Requirements: Transcribe the material in full, exactly as written.

Dataset excerpts:
——————
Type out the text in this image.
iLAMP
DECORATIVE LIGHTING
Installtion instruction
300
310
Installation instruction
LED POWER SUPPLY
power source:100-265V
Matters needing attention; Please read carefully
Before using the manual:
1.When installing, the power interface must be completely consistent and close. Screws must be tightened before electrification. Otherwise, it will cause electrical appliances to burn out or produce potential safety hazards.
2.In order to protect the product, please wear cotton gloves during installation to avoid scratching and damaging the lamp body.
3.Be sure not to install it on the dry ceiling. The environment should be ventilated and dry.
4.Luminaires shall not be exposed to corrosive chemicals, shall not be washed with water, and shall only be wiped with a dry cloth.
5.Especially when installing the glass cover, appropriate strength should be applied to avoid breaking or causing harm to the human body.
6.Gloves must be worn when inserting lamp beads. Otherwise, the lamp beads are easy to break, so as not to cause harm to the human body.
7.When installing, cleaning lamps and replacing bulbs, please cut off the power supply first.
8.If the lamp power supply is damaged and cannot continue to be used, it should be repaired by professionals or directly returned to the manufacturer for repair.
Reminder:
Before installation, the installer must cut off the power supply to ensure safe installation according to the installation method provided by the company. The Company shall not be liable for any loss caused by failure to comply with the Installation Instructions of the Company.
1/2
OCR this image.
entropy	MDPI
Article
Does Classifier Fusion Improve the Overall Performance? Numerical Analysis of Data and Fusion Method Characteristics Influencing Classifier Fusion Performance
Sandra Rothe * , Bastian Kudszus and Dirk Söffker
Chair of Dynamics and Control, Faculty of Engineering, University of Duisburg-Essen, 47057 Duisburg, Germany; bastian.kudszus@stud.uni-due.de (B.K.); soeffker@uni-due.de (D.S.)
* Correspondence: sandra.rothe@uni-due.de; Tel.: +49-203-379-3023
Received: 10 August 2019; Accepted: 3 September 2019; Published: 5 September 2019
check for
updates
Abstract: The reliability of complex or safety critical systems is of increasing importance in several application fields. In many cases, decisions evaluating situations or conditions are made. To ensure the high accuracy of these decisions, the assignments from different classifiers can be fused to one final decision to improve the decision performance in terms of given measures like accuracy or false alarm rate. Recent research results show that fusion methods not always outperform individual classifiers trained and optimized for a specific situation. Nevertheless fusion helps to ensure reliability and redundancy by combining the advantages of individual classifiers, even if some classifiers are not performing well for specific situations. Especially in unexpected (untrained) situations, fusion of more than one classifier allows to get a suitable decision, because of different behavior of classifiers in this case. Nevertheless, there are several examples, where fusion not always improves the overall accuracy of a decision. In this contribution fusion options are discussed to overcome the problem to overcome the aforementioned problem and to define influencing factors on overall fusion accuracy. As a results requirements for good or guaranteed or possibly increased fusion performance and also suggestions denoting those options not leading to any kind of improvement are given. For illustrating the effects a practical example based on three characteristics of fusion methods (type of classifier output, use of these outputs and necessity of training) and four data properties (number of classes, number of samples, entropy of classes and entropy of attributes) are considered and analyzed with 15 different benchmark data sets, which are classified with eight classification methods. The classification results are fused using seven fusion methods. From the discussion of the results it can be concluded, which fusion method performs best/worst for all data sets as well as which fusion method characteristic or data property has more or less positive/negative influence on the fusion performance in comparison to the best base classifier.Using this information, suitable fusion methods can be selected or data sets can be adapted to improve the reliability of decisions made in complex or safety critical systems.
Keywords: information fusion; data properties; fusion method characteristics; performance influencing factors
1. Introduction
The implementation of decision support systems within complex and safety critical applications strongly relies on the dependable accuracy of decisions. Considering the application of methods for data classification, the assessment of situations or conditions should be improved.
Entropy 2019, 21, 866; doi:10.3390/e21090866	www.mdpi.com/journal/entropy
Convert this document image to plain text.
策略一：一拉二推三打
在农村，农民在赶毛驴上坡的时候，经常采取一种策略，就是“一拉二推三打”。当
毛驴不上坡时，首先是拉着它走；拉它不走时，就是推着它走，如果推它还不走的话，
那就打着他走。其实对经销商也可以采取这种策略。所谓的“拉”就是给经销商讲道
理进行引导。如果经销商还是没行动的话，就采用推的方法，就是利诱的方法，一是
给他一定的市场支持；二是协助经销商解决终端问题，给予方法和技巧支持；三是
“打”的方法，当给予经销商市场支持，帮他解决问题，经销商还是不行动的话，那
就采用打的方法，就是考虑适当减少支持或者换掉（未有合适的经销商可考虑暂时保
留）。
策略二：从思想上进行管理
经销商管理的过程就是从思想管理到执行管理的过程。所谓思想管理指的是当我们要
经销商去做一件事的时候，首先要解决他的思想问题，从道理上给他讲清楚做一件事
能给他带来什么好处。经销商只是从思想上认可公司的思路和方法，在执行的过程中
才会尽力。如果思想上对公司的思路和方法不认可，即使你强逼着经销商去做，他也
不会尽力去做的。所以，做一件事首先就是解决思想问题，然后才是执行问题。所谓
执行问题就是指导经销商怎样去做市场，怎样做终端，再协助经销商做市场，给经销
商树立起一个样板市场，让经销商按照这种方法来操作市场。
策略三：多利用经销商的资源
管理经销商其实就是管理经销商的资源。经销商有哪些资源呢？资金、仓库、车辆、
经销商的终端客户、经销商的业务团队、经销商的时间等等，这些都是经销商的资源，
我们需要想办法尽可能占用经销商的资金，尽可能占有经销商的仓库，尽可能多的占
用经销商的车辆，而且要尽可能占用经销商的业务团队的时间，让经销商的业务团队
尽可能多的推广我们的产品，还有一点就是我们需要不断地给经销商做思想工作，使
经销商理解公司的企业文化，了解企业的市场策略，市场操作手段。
——————
Exercise solution:
Type out the text in this image.
iLAMP
DECORATIVE LIGHTING
Installtion instruction
300
310
Installation instruction
LED POWER SUPPLY
power source:100-265V
Matters needing attention; Please read carefully
Before using the manual:
1.When installing, the power interface must be completely consistent and close. Screws must be tightened before electrification. Otherwise, it will cause electrical appliances to burn out or produce potential safety hazards.
2.In order to protect the product, please wear cotton gloves during installation to avoid scratching and damaging the lamp body.
3.Be sure not to install it on the dry ceiling. The environment should be ventilated and dry.
4.Luminaires shall not be exposed to corrosive chemicals, shall not be washed with water, and shall only be wiped with a dry cloth.
5.Especially when installing the glass cover, appropriate strength should be applied to avoid breaking or causing harm to the human body.
6.Gloves must be worn when inserting lamp beads. Otherwise, the lamp beads are easy to break, so as not to cause harm to the human body.
7.When installing, cleaning lamps and replacing bulbs, please cut off the power supply first.
8.If the lamp power supply is damaged and cannot continue to be used, it should be repaired by professionals or directly returned to the manufacturer for repair.
Reminder:
Before installation, the installer must cut off the power supply to ensure safe installation according to the installation method provided by the company. The Company shall not be liable for any loss caused by failure to comply with the Installation Instructions of the Company.
1/2
OCR this image.
entropy	MDPI
Article
Does Classifier Fusion Improve the Overall Performance? Numerical Analysis of Data and Fusion Method Characteristics Influencing Classifier Fusion Performance
Sandra Rothe * , Bastian Kudszus and Dirk Söffker
Chair of Dynamics and Control, Faculty of Engineering, University of Duisburg-Essen, 47057 Duisburg, Germany; bastian.kudszus@stud.uni-due.de (B.K.); soeffker@uni-due.de (D.S.)
* Correspondence: sandra.rothe@uni-due.de; Tel.: +49-203-379-3023
Received: 10 August 2019; Accepted: 3 September 2019; Published: 5 September 2019
check for
updates
Abstract: The reliability of complex or safety critical systems is of increasing importance in several application fields. In many cases, decisions evaluating situations or conditions are made. To ensure the high accuracy of these decisions, the assignments from different classifiers can be fused to one final decision to improve the decision performance in terms of given measures like accuracy or false alarm rate. Recent research results show that fusion methods not always outperform individual classifiers trained and optimized for a specific situation. Nevertheless fusion helps to ensure reliability and redundancy by combining the advantages of individual classifiers, even if some classifiers are not performing well for specific situations. Especially in unexpected (untrained) situations, fusion of more than one classifier allows to get a suitable decision, because of different behavior of classifiers in this case. Nevertheless, there are several examples, where fusion not always improves the overall accuracy of a decision. In this contribution fusion options are discussed to overcome the problem to overcome the aforementioned problem and to define influencing factors on overall fusion accuracy. As a results requirements for good or guaranteed or possibly increased fusion performance and also suggestions denoting those options not leading to any kind of improvement are given. For illustrating the effects a practical example based on three characteristics of fusion methods (type of classifier output, use of these outputs and necessity of training) and four data properties (number of classes, number of samples, entropy of classes and entropy of attributes) are considered and analyzed with 15 different benchmark data sets, which are classified with eight classification methods. The classification results are fused using seven fusion methods. From the discussion of the results it can be concluded, which fusion method performs best/worst for all data sets as well as which fusion method characteristic or data property has more or less positive/negative influence on the fusion performance in comparison to the best base classifier.Using this information, suitable fusion methods can be selected or data sets can be adapted to improve the reliability of decisions made in complex or safety critical systems.
Keywords: information fusion; data properties; fusion method characteristics; performance influencing factors
1. Introduction
The implementation of decision support systems within complex and safety critical applications strongly relies on the dependable accuracy of decisions. Considering the application of methods for data classification, the assessment of situations or conditions should be improved.
Entropy 2019, 21, 866; doi:10.3390/e21090866	www.mdpi.com/journal/entropy
Convert this document image to plain text.
策略一：一拉二推三打
在农村，农民在赶毛驴上坡的时候，经常采取一种策略，就是“一拉二推三打”。当
毛驴不上坡时，首先是拉着它走；拉它不走时，就是推着它走，如果推它还不走的话，
那就打着他走。其实对经销商也可以采取这种策略。所谓的“拉”就是给经销商讲道
理进行引导。如果经销商还是没行动的话，就采用推的方法，就是利诱的方法，一是
给他一定的市场支持；二是协助经销商解决终端问题，给予方法和技巧支持；三是
“打”的方法，当给予经销商市场支持，帮他解决问题，经销商还是不行动的话，那
就采用打的方法，就是考虑适当减少支持或者换掉（未有合适的经销商可考虑暂时保
留）。
策略二：从思想上进行管理
经销商管理的过程就是从思想管理到执行管理的过程。所谓思想管理指的是当我们要
经销商去做一件事的时候，首先要解决他的思想问题，从道理上给他讲清楚做一件事
能给他带来什么好处。经销商只是从思想上认可公司的思路和方法，在执行的过程中
才会尽力。如果思想上对公司的思路和方法不认可，即使你强逼着经销商去做，他也
不会尽力去做的。所以，做一件事首先就是解决思想问题，然后才是执行问题。所谓
执行问题就是指导经销商怎样去做市场，怎样做终端，再协助经销商做市场，给经销
商树立起一个样板市场，让经销商按照这种方法来操作市场。
策略三：多利用经销商的资源
管理经销商其实就是管理经销商的资源。经销商有哪些资源呢？资金、仓库、车辆、
经销商的终端客户、经销商的业务团队、经销商的时间等等，这些都是经销商的资源，
我们需要想办法尽可能占用经销商的资金，尽可能占有经销商的仓库，尽可能多的占
用经销商的车辆，而且要尽可能占用经销商的业务团队的时间，让经销商的业务团队
尽可能多的推广我们的产品，还有一点就是我们需要不断地给经销商做思想工作，使
经销商理解公司的企业文化，了解企业的市场策略，市场操作手段。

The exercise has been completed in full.